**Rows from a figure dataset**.
____________________
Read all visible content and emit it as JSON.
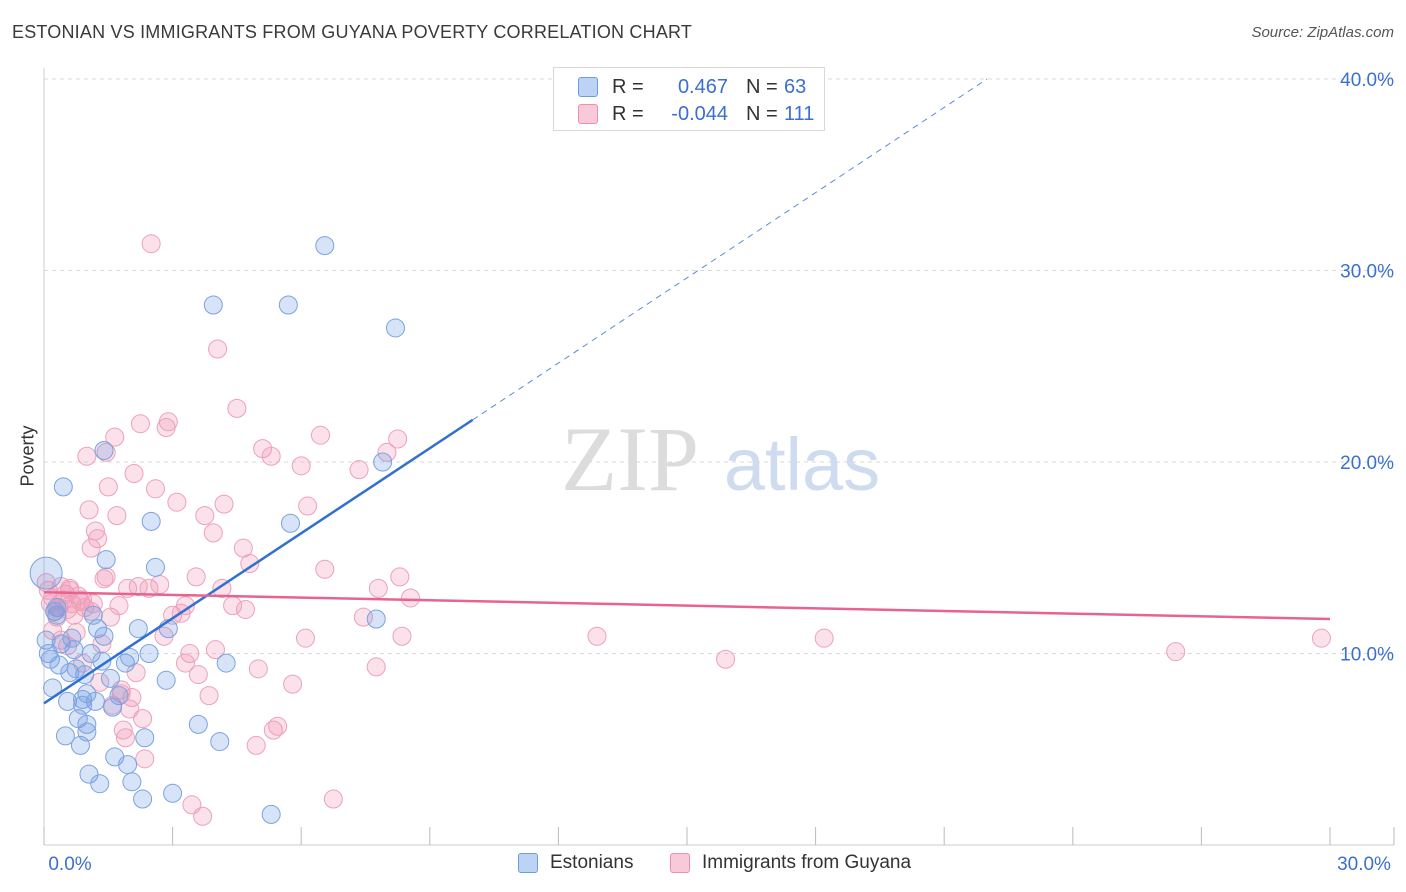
{
  "title": "ESTONIAN VS IMMIGRANTS FROM GUYANA POVERTY CORRELATION CHART",
  "source": "Source: ZipAtlas.com",
  "watermark": {
    "zip": "ZIP",
    "atlas": "atlas"
  },
  "legend": {
    "rows": [
      {
        "r_label": "R =",
        "r_value": "0.467",
        "n_label": "N =",
        "n_value": "63"
      },
      {
        "r_label": "R =",
        "r_value": "-0.044",
        "n_label": "N =",
        "n_value": "111"
      }
    ]
  },
  "chart_data": {
    "type": "scatter",
    "title": "ESTONIAN VS IMMIGRANTS FROM GUYANA POVERTY CORRELATION CHART",
    "xlabel": "",
    "ylabel": "Poverty",
    "xlim": [
      0,
      30
    ],
    "ylim": [
      0,
      40
    ],
    "x_ticks": [
      {
        "value": 0,
        "label": "0.0%"
      },
      {
        "value": 30,
        "label": "30.0%"
      }
    ],
    "y_ticks": [
      {
        "value": 10,
        "label": "10.0%"
      },
      {
        "value": 20,
        "label": "20.0%"
      },
      {
        "value": 30,
        "label": "30.0%"
      },
      {
        "value": 40,
        "label": "40.0%"
      }
    ],
    "colors": {
      "estonians": "#5b8fe0",
      "guyana": "#ee7fa3",
      "blue_line": "#3070d0",
      "pink_line": "#e8638f",
      "tick_label": "#3b6fd0"
    },
    "series": [
      {
        "name": "Estonians",
        "r": 0.467,
        "n": 63,
        "trend": {
          "x0": 0,
          "y0": 7.4,
          "x1": 10,
          "y1": 22.2,
          "dash_x1": 22,
          "dash_y1": 40
        },
        "points": [
          [
            0.05,
            14.2
          ],
          [
            0.05,
            10.7
          ],
          [
            0.1,
            10.0
          ],
          [
            0.15,
            9.7
          ],
          [
            0.2,
            8.2
          ],
          [
            0.3,
            12.4
          ],
          [
            0.35,
            9.4
          ],
          [
            0.4,
            10.5
          ],
          [
            0.45,
            18.7
          ],
          [
            0.5,
            5.7
          ],
          [
            0.55,
            7.5
          ],
          [
            0.6,
            9.0
          ],
          [
            0.65,
            10.8
          ],
          [
            0.7,
            10.2
          ],
          [
            0.8,
            6.6
          ],
          [
            0.85,
            5.2
          ],
          [
            0.9,
            7.6
          ],
          [
            0.95,
            8.9
          ],
          [
            1.0,
            6.3
          ],
          [
            1.0,
            7.9
          ],
          [
            1.05,
            3.7
          ],
          [
            1.1,
            10.0
          ],
          [
            1.15,
            12.0
          ],
          [
            1.2,
            7.5
          ],
          [
            1.25,
            11.3
          ],
          [
            1.3,
            3.2
          ],
          [
            1.35,
            9.6
          ],
          [
            1.4,
            10.9
          ],
          [
            1.4,
            20.6
          ],
          [
            1.45,
            14.9
          ],
          [
            1.55,
            8.7
          ],
          [
            1.6,
            7.2
          ],
          [
            1.65,
            4.6
          ],
          [
            1.75,
            7.8
          ],
          [
            1.9,
            9.5
          ],
          [
            1.95,
            4.2
          ],
          [
            2.0,
            9.8
          ],
          [
            2.05,
            3.3
          ],
          [
            2.2,
            11.3
          ],
          [
            2.3,
            2.4
          ],
          [
            2.35,
            5.6
          ],
          [
            2.45,
            10.0
          ],
          [
            2.5,
            16.9
          ],
          [
            2.6,
            14.5
          ],
          [
            2.85,
            8.6
          ],
          [
            2.9,
            11.3
          ],
          [
            3.0,
            2.7
          ],
          [
            3.6,
            6.3
          ],
          [
            3.95,
            28.2
          ],
          [
            4.1,
            5.4
          ],
          [
            4.25,
            9.5
          ],
          [
            5.3,
            1.6
          ],
          [
            5.7,
            28.2
          ],
          [
            5.75,
            16.8
          ],
          [
            6.55,
            31.3
          ],
          [
            7.75,
            11.8
          ],
          [
            7.9,
            20.0
          ],
          [
            8.2,
            27.0
          ],
          [
            0.25,
            12.2
          ],
          [
            0.3,
            12.0
          ],
          [
            1.0,
            5.9
          ],
          [
            0.9,
            7.3
          ],
          [
            0.75,
            9.2
          ]
        ]
      },
      {
        "name": "Immigrants from Guyana",
        "r": -0.044,
        "n": 111,
        "trend": {
          "x0": 0,
          "y0": 13.2,
          "x1": 30,
          "y1": 11.8
        },
        "points": [
          [
            0.05,
            13.7
          ],
          [
            0.1,
            13.3
          ],
          [
            0.15,
            12.6
          ],
          [
            0.2,
            12.9
          ],
          [
            0.25,
            12.2
          ],
          [
            0.3,
            11.9
          ],
          [
            0.35,
            12.4
          ],
          [
            0.4,
            10.7
          ],
          [
            0.45,
            12.8
          ],
          [
            0.5,
            13.1
          ],
          [
            0.55,
            12.3
          ],
          [
            0.6,
            13.4
          ],
          [
            0.65,
            12.6
          ],
          [
            0.7,
            12.0
          ],
          [
            0.75,
            11.1
          ],
          [
            0.8,
            13.0
          ],
          [
            0.85,
            12.7
          ],
          [
            0.9,
            9.5
          ],
          [
            0.95,
            12.4
          ],
          [
            1.0,
            20.3
          ],
          [
            1.05,
            17.5
          ],
          [
            1.1,
            15.5
          ],
          [
            1.15,
            12.6
          ],
          [
            1.2,
            16.4
          ],
          [
            1.25,
            16.0
          ],
          [
            1.3,
            8.5
          ],
          [
            1.35,
            10.5
          ],
          [
            1.4,
            13.9
          ],
          [
            1.45,
            20.5
          ],
          [
            1.5,
            18.7
          ],
          [
            1.55,
            11.9
          ],
          [
            1.6,
            7.3
          ],
          [
            1.65,
            21.3
          ],
          [
            1.7,
            17.2
          ],
          [
            1.75,
            12.5
          ],
          [
            1.8,
            8.1
          ],
          [
            1.85,
            6.0
          ],
          [
            1.9,
            5.6
          ],
          [
            1.95,
            13.4
          ],
          [
            2.05,
            7.7
          ],
          [
            2.1,
            19.4
          ],
          [
            2.15,
            9.0
          ],
          [
            2.2,
            13.5
          ],
          [
            2.25,
            22.0
          ],
          [
            2.3,
            6.6
          ],
          [
            2.35,
            4.5
          ],
          [
            2.45,
            13.4
          ],
          [
            2.5,
            31.4
          ],
          [
            2.6,
            18.6
          ],
          [
            2.7,
            13.6
          ],
          [
            2.8,
            10.9
          ],
          [
            2.85,
            21.8
          ],
          [
            2.9,
            22.1
          ],
          [
            3.0,
            12.0
          ],
          [
            3.1,
            17.9
          ],
          [
            3.2,
            12.1
          ],
          [
            3.3,
            12.5
          ],
          [
            3.4,
            10.0
          ],
          [
            3.45,
            2.1
          ],
          [
            3.55,
            14.0
          ],
          [
            3.6,
            8.9
          ],
          [
            3.7,
            1.5
          ],
          [
            3.75,
            17.2
          ],
          [
            3.85,
            7.8
          ],
          [
            3.95,
            16.3
          ],
          [
            4.05,
            25.9
          ],
          [
            4.15,
            13.4
          ],
          [
            4.2,
            17.8
          ],
          [
            4.4,
            12.5
          ],
          [
            4.5,
            22.8
          ],
          [
            4.65,
            15.5
          ],
          [
            4.7,
            12.3
          ],
          [
            4.8,
            14.7
          ],
          [
            4.95,
            5.2
          ],
          [
            5.0,
            9.2
          ],
          [
            5.1,
            20.7
          ],
          [
            5.3,
            20.3
          ],
          [
            5.35,
            6.0
          ],
          [
            5.45,
            6.2
          ],
          [
            5.8,
            8.4
          ],
          [
            6.0,
            19.8
          ],
          [
            6.1,
            10.8
          ],
          [
            6.15,
            17.7
          ],
          [
            6.45,
            21.4
          ],
          [
            6.55,
            14.4
          ],
          [
            6.75,
            2.4
          ],
          [
            7.35,
            19.6
          ],
          [
            7.45,
            11.9
          ],
          [
            7.75,
            9.3
          ],
          [
            7.8,
            13.4
          ],
          [
            8.0,
            20.5
          ],
          [
            8.25,
            21.2
          ],
          [
            8.3,
            14.0
          ],
          [
            8.35,
            10.9
          ],
          [
            8.55,
            12.9
          ],
          [
            12.9,
            10.9
          ],
          [
            15.9,
            9.7
          ],
          [
            18.2,
            10.8
          ],
          [
            26.4,
            10.1
          ],
          [
            29.8,
            10.8
          ],
          [
            0.2,
            11.2
          ],
          [
            0.6,
            13.3
          ],
          [
            0.9,
            12.8
          ],
          [
            1.45,
            14.0
          ],
          [
            2.0,
            7.1
          ],
          [
            3.3,
            9.5
          ],
          [
            4.0,
            10.2
          ],
          [
            0.55,
            10.4
          ],
          [
            0.4,
            13.5
          ],
          [
            1.1,
            12.2
          ],
          [
            1.8,
            7.9
          ]
        ]
      }
    ]
  },
  "bottom_legend": {
    "series1": "Estonians",
    "series2": "Immigrants from Guyana"
  }
}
____________________
**WHAT YOU WILL DO**. How many of the lines in the listing above hold the word "title"? Report only that figure.

**ANSWER FOR THIS EXERCISE**. 2